WHAT YOU HAVE TO DO:
Reproduce the listing below exactly. Pictures do not belong in the copy.

DATA FOR PROCESSING:
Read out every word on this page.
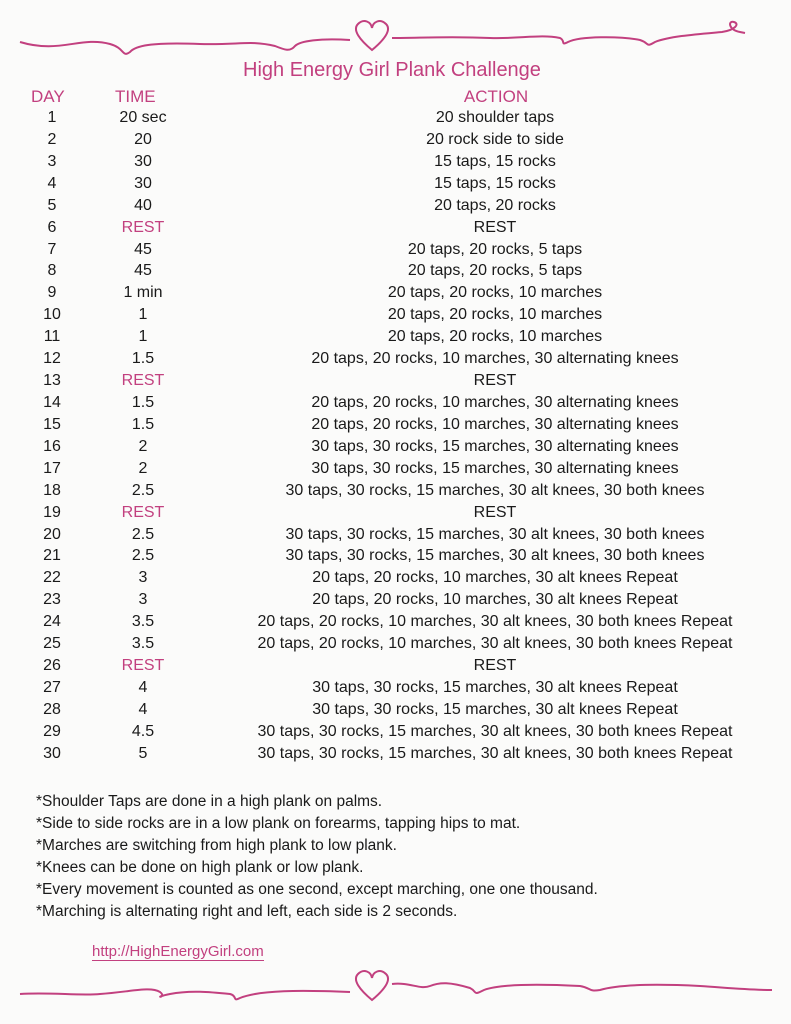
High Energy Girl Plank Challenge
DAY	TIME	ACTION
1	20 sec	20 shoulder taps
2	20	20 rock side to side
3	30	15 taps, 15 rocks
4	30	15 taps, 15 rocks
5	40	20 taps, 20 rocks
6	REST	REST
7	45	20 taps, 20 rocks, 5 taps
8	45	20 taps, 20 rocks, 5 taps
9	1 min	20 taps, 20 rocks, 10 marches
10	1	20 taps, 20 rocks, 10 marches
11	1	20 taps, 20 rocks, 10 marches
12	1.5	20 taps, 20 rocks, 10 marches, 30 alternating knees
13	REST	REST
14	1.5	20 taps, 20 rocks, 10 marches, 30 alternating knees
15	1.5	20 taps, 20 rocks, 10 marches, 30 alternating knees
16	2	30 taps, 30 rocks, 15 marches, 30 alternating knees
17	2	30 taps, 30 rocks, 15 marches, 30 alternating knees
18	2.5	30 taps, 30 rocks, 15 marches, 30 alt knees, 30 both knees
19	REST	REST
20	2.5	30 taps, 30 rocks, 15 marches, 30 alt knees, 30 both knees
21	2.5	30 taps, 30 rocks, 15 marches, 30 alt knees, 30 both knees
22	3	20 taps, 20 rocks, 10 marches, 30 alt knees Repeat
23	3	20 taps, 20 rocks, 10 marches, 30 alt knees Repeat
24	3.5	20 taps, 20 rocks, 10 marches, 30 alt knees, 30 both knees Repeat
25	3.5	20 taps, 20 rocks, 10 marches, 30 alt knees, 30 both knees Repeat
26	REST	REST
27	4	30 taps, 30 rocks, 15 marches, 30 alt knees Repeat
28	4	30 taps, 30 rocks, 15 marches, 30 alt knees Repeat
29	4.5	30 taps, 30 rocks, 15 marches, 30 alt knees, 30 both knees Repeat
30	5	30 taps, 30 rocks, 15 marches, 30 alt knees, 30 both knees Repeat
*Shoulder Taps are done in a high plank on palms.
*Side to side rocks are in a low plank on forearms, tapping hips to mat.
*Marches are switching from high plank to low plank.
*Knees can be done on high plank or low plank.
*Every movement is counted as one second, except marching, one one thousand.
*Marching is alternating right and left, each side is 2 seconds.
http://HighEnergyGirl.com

EXPECTED OUTPUT:
Read out every word on this page.
High Energy Girl Plank Challenge
DAY	TIME	ACTION
1	20 sec	20 shoulder taps
2	20	20 rock side to side
3	30	15 taps, 15 rocks
4	30	15 taps, 15 rocks
5	40	20 taps, 20 rocks
6	REST	REST
7	45	20 taps, 20 rocks, 5 taps
8	45	20 taps, 20 rocks, 5 taps
9	1 min	20 taps, 20 rocks, 10 marches
10	1	20 taps, 20 rocks, 10 marches
11	1	20 taps, 20 rocks, 10 marches
12	1.5	20 taps, 20 rocks, 10 marches, 30 alternating knees
13	REST	REST
14	1.5	20 taps, 20 rocks, 10 marches, 30 alternating knees
15	1.5	20 taps, 20 rocks, 10 marches, 30 alternating knees
16	2	30 taps, 30 rocks, 15 marches, 30 alternating knees
17	2	30 taps, 30 rocks, 15 marches, 30 alternating knees
18	2.5	30 taps, 30 rocks, 15 marches, 30 alt knees, 30 both knees
19	REST	REST
20	2.5	30 taps, 30 rocks, 15 marches, 30 alt knees, 30 both knees
21	2.5	30 taps, 30 rocks, 15 marches, 30 alt knees, 30 both knees
22	3	20 taps, 20 rocks, 10 marches, 30 alt knees Repeat
23	3	20 taps, 20 rocks, 10 marches, 30 alt knees Repeat
24	3.5	20 taps, 20 rocks, 10 marches, 30 alt knees, 30 both knees Repeat
25	3.5	20 taps, 20 rocks, 10 marches, 30 alt knees, 30 both knees Repeat
26	REST	REST
27	4	30 taps, 30 rocks, 15 marches, 30 alt knees Repeat
28	4	30 taps, 30 rocks, 15 marches, 30 alt knees Repeat
29	4.5	30 taps, 30 rocks, 15 marches, 30 alt knees, 30 both knees Repeat
30	5	30 taps, 30 rocks, 15 marches, 30 alt knees, 30 both knees Repeat
*Shoulder Taps are done in a high plank on palms.
*Side to side rocks are in a low plank on forearms, tapping hips to mat.
*Marches are switching from high plank to low plank.
*Knees can be done on high plank or low plank.
*Every movement is counted as one second, except marching, one one thousand.
*Marching is alternating right and left, each side is 2 seconds.
http://HighEnergyGirl.com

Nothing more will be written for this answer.